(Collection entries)
=-=-=-=-=

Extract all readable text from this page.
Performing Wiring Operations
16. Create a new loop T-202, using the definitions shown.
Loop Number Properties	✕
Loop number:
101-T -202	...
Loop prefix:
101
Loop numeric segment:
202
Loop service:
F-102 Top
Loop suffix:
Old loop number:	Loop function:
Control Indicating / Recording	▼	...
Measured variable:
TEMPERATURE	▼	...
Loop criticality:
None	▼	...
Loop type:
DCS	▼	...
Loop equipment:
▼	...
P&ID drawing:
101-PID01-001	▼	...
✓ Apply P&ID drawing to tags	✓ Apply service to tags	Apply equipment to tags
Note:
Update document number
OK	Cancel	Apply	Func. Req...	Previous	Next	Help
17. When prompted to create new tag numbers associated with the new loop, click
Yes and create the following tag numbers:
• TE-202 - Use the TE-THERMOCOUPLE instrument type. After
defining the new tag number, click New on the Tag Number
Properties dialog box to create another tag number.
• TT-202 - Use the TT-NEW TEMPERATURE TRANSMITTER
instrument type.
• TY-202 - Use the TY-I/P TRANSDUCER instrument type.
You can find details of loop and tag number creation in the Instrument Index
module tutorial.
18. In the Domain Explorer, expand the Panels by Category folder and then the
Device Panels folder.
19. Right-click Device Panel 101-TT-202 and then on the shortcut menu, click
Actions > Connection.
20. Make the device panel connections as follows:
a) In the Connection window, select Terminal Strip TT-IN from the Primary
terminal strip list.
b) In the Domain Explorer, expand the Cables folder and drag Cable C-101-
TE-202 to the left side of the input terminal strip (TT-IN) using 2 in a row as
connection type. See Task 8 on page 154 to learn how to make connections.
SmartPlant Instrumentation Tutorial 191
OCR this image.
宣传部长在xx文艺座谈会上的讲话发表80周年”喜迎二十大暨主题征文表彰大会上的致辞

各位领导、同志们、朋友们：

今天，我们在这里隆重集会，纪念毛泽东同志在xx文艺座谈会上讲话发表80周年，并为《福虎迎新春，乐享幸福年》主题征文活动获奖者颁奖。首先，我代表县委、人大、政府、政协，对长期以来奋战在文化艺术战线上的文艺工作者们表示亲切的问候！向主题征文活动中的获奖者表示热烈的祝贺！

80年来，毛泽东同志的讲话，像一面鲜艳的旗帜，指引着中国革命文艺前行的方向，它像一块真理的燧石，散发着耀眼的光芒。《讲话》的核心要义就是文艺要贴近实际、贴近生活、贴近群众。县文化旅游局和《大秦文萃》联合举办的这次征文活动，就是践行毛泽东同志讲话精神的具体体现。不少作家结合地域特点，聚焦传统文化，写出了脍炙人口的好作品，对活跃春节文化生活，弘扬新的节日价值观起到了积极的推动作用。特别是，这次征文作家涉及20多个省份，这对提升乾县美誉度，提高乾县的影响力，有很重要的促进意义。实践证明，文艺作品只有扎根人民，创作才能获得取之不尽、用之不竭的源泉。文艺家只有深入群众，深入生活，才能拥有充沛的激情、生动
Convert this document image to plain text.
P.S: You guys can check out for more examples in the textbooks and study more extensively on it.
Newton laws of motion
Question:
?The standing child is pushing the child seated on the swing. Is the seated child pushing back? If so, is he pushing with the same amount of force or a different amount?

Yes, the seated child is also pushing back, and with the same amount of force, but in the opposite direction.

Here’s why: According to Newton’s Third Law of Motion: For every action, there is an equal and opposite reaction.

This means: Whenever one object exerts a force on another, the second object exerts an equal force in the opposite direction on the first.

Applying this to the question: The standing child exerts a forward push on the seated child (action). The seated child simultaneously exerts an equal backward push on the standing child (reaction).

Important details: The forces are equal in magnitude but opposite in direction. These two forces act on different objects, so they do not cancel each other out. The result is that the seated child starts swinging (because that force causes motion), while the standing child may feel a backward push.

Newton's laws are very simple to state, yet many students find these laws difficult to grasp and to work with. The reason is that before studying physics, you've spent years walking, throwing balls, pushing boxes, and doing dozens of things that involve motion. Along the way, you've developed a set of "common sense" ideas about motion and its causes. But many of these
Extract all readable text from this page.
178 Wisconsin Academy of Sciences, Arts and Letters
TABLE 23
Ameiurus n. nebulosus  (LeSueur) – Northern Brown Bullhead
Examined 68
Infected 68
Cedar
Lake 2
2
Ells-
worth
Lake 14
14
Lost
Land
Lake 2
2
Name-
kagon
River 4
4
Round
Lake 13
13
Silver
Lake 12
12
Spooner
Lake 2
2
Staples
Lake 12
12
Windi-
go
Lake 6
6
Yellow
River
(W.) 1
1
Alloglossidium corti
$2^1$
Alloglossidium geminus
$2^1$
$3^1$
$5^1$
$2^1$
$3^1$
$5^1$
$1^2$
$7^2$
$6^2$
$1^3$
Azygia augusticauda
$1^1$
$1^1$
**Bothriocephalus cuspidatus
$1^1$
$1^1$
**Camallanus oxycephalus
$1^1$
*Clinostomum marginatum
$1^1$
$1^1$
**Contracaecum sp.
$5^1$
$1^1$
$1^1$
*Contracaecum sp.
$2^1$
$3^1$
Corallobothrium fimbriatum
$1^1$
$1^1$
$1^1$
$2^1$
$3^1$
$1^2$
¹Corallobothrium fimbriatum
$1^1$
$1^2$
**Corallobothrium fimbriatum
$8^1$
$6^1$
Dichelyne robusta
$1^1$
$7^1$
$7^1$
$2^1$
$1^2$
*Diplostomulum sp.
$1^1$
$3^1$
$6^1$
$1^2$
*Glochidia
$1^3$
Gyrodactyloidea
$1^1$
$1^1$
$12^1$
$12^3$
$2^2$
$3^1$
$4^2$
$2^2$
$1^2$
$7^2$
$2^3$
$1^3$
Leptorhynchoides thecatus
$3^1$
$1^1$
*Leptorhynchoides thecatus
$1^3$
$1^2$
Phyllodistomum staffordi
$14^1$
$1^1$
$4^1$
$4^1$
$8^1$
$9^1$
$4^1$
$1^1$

=-=-=-=-=

#### GOAL OF THE EXERCISE:
Check each line of the records above for the string "different", and report every line that has it.

#### EXERCISE SOLUTION:
?The standing child is pushing the child seated on the swing. Is the seated child pushing back? If so, is he pushing with the same amount of force or a different amount?
Important details: The forces are equal in magnitude but opposite in direction. These two forces act on different objects, so they do not cancel each other out. The result is that the seated child starts swinging (because that force causes motion), while the standing child may feel a backward push.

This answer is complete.